Set task
Write out every record below exactly as it appears.

Input data
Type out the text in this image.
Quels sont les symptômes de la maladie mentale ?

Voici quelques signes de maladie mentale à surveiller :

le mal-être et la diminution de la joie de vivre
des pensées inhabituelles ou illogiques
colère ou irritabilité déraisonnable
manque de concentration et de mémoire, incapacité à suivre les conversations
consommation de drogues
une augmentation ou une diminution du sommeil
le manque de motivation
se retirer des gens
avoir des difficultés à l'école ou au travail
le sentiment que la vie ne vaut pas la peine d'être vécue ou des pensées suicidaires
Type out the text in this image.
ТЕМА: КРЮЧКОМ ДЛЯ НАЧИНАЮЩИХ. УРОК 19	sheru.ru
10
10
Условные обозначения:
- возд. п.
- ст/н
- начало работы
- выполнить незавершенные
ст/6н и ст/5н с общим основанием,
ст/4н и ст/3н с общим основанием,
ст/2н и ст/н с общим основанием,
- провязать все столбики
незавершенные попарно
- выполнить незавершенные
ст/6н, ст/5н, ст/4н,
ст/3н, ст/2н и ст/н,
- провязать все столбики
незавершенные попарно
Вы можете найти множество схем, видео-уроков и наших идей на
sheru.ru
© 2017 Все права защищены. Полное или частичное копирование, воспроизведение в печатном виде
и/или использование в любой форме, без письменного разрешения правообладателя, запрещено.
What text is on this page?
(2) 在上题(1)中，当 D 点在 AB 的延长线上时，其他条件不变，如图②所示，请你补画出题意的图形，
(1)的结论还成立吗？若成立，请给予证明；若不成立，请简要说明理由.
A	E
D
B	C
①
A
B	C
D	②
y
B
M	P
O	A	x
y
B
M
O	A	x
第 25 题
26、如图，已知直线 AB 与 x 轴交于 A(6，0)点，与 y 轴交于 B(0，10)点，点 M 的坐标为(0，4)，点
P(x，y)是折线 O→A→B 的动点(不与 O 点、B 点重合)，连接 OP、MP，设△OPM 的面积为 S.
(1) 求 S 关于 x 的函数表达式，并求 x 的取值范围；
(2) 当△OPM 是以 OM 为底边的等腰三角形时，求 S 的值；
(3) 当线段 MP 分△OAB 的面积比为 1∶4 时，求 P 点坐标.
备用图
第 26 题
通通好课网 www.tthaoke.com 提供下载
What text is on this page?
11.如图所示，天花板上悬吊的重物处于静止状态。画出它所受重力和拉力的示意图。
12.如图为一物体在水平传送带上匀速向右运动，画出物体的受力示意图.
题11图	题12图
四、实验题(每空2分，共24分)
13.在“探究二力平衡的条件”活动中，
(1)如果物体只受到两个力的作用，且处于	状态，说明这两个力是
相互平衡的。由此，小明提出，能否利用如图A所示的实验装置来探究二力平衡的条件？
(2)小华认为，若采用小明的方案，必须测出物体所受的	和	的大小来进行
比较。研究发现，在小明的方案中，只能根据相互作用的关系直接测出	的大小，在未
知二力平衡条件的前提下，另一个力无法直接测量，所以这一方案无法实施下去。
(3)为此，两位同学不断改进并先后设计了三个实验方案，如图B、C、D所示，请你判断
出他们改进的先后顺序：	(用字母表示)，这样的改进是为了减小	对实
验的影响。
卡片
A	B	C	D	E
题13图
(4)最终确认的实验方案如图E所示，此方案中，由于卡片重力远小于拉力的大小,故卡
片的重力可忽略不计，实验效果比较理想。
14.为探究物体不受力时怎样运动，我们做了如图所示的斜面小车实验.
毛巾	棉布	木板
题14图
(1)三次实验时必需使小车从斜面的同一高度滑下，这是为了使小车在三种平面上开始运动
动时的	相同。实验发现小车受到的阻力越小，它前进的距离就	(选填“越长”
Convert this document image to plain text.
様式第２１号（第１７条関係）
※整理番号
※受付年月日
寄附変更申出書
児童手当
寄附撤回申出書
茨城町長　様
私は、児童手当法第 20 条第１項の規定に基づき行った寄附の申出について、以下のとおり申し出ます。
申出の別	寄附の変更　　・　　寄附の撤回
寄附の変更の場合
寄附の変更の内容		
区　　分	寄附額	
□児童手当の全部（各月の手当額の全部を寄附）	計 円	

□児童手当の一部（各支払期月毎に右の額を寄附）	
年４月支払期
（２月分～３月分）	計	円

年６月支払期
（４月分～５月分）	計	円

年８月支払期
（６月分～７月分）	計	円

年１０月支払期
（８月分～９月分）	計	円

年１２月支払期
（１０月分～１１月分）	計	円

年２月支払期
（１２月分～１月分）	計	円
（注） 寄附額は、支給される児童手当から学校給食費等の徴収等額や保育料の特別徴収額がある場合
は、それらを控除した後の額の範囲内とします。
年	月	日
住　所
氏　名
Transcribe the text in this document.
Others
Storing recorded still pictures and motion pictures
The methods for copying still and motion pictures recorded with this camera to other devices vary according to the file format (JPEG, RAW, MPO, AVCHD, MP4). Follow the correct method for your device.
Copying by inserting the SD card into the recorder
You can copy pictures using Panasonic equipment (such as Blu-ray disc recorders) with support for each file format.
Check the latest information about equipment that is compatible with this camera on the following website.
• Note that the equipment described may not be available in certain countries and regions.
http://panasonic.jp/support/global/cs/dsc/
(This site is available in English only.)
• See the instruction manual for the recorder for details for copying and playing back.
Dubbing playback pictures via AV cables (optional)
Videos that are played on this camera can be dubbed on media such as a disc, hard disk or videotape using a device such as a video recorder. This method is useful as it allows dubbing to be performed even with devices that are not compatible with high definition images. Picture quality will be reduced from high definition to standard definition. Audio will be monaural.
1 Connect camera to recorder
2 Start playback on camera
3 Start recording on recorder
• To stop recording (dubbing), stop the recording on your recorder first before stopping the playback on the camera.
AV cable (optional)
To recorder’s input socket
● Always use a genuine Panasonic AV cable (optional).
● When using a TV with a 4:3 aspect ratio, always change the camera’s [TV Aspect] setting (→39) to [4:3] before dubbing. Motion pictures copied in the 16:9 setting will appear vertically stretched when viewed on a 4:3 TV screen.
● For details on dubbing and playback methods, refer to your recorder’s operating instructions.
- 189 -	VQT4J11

Task output
Type out the text in this image.
Quels sont les symptômes de la maladie mentale ?

Voici quelques signes de maladie mentale à surveiller :

le mal-être et la diminution de la joie de vivre
des pensées inhabituelles ou illogiques
colère ou irritabilité déraisonnable
manque de concentration et de mémoire, incapacité à suivre les conversations
consommation de drogues
une augmentation ou une diminution du sommeil
le manque de motivation
se retirer des gens
avoir des difficultés à l'école ou au travail
le sentiment que la vie ne vaut pas la peine d'être vécue ou des pensées suicidaires
Type out the text in this image.
ТЕМА: КРЮЧКОМ ДЛЯ НАЧИНАЮЩИХ. УРОК 19	sheru.ru
10
10
Условные обозначения:
- возд. п.
- ст/н
- начало работы
- выполнить незавершенные
ст/6н и ст/5н с общим основанием,
ст/4н и ст/3н с общим основанием,
ст/2н и ст/н с общим основанием,
- провязать все столбики
незавершенные попарно
- выполнить незавершенные
ст/6н, ст/5н, ст/4н,
ст/3н, ст/2н и ст/н,
- провязать все столбики
незавершенные попарно
Вы можете найти множество схем, видео-уроков и наших идей на
sheru.ru
© 2017 Все права защищены. Полное или частичное копирование, воспроизведение в печатном виде
и/или использование в любой форме, без письменного разрешения правообладателя, запрещено.
What text is on this page?
(2) 在上题(1)中，当 D 点在 AB 的延长线上时，其他条件不变，如图②所示，请你补画出题意的图形，
(1)的结论还成立吗？若成立，请给予证明；若不成立，请简要说明理由.
A	E
D
B	C
①
A
B	C
D	②
y
B
M	P
O	A	x
y
B
M
O	A	x
第 25 题
26、如图，已知直线 AB 与 x 轴交于 A(6，0)点，与 y 轴交于 B(0，10)点，点 M 的坐标为(0，4)，点
P(x，y)是折线 O→A→B 的动点(不与 O 点、B 点重合)，连接 OP、MP，设△OPM 的面积为 S.
(1) 求 S 关于 x 的函数表达式，并求 x 的取值范围；
(2) 当△OPM 是以 OM 为底边的等腰三角形时，求 S 的值；
(3) 当线段 MP 分△OAB 的面积比为 1∶4 时，求 P 点坐标.
备用图
第 26 题
通通好课网 www.tthaoke.com 提供下载
What text is on this page?
11.如图所示，天花板上悬吊的重物处于静止状态。画出它所受重力和拉力的示意图。
12.如图为一物体在水平传送带上匀速向右运动，画出物体的受力示意图.
题11图	题12图
四、实验题(每空2分，共24分)
13.在“探究二力平衡的条件”活动中，
(1)如果物体只受到两个力的作用，且处于	状态，说明这两个力是
相互平衡的。由此，小明提出，能否利用如图A所示的实验装置来探究二力平衡的条件？
(2)小华认为，若采用小明的方案，必须测出物体所受的	和	的大小来进行
比较。研究发现，在小明的方案中，只能根据相互作用的关系直接测出	的大小，在未
知二力平衡条件的前提下，另一个力无法直接测量，所以这一方案无法实施下去。
(3)为此，两位同学不断改进并先后设计了三个实验方案，如图B、C、D所示，请你判断
出他们改进的先后顺序：	(用字母表示)，这样的改进是为了减小	对实
验的影响。
卡片
A	B	C	D	E
题13图
(4)最终确认的实验方案如图E所示，此方案中，由于卡片重力远小于拉力的大小,故卡
片的重力可忽略不计，实验效果比较理想。
14.为探究物体不受力时怎样运动，我们做了如图所示的斜面小车实验.
毛巾	棉布	木板
题14图
(1)三次实验时必需使小车从斜面的同一高度滑下，这是为了使小车在三种平面上开始运动
动时的	相同。实验发现小车受到的阻力越小，它前进的距离就	(选填“越长”
Convert this document image to plain text.
様式第２１号（第１７条関係）
※整理番号
※受付年月日
寄附変更申出書
児童手当
寄附撤回申出書
茨城町長　様
私は、児童手当法第 20 条第１項の規定に基づき行った寄附の申出について、以下のとおり申し出ます。
申出の別	寄附の変更　　・　　寄附の撤回
寄附の変更の場合
寄附の変更の内容		
区　　分	寄附額	
□児童手当の全部（各月の手当額の全部を寄附）	計 円	

□児童手当の一部（各支払期月毎に右の額を寄附）	
年４月支払期
（２月分～３月分）	計	円

年６月支払期
（４月分～５月分）	計	円

年８月支払期
（６月分～７月分）	計	円

年１０月支払期
（８月分～９月分）	計	円

年１２月支払期
（１０月分～１１月分）	計	円

年２月支払期
（１２月分～１月分）	計	円
（注） 寄附額は、支給される児童手当から学校給食費等の徴収等額や保育料の特別徴収額がある場合
は、それらを控除した後の額の範囲内とします。
年	月	日
住　所
氏　名
Transcribe the text in this document.
Others
Storing recorded still pictures and motion pictures
The methods for copying still and motion pictures recorded with this camera to other devices vary according to the file format (JPEG, RAW, MPO, AVCHD, MP4). Follow the correct method for your device.
Copying by inserting the SD card into the recorder
You can copy pictures using Panasonic equipment (such as Blu-ray disc recorders) with support for each file format.
Check the latest information about equipment that is compatible with this camera on the following website.
• Note that the equipment described may not be available in certain countries and regions.
http://panasonic.jp/support/global/cs/dsc/
(This site is available in English only.)
• See the instruction manual for the recorder for details for copying and playing back.
Dubbing playback pictures via AV cables (optional)
Videos that are played on this camera can be dubbed on media such as a disc, hard disk or videotape using a device such as a video recorder. This method is useful as it allows dubbing to be performed even with devices that are not compatible with high definition images. Picture quality will be reduced from high definition to standard definition. Audio will be monaural.
1 Connect camera to recorder
2 Start playback on camera
3 Start recording on recorder
• To stop recording (dubbing), stop the recording on your recorder first before stopping the playback on the camera.
AV cable (optional)
To recorder’s input socket
● Always use a genuine Panasonic AV cable (optional).
● When using a TV with a 4:3 aspect ratio, always change the camera’s [TV Aspect] setting (→39) to [4:3] before dubbing. Motion pictures copied in the 16:9 setting will appear vertically stretched when viewed on a 4:3 TV screen.
● For details on dubbing and playback methods, refer to your recorder’s operating instructions.
- 189 -	VQT4J11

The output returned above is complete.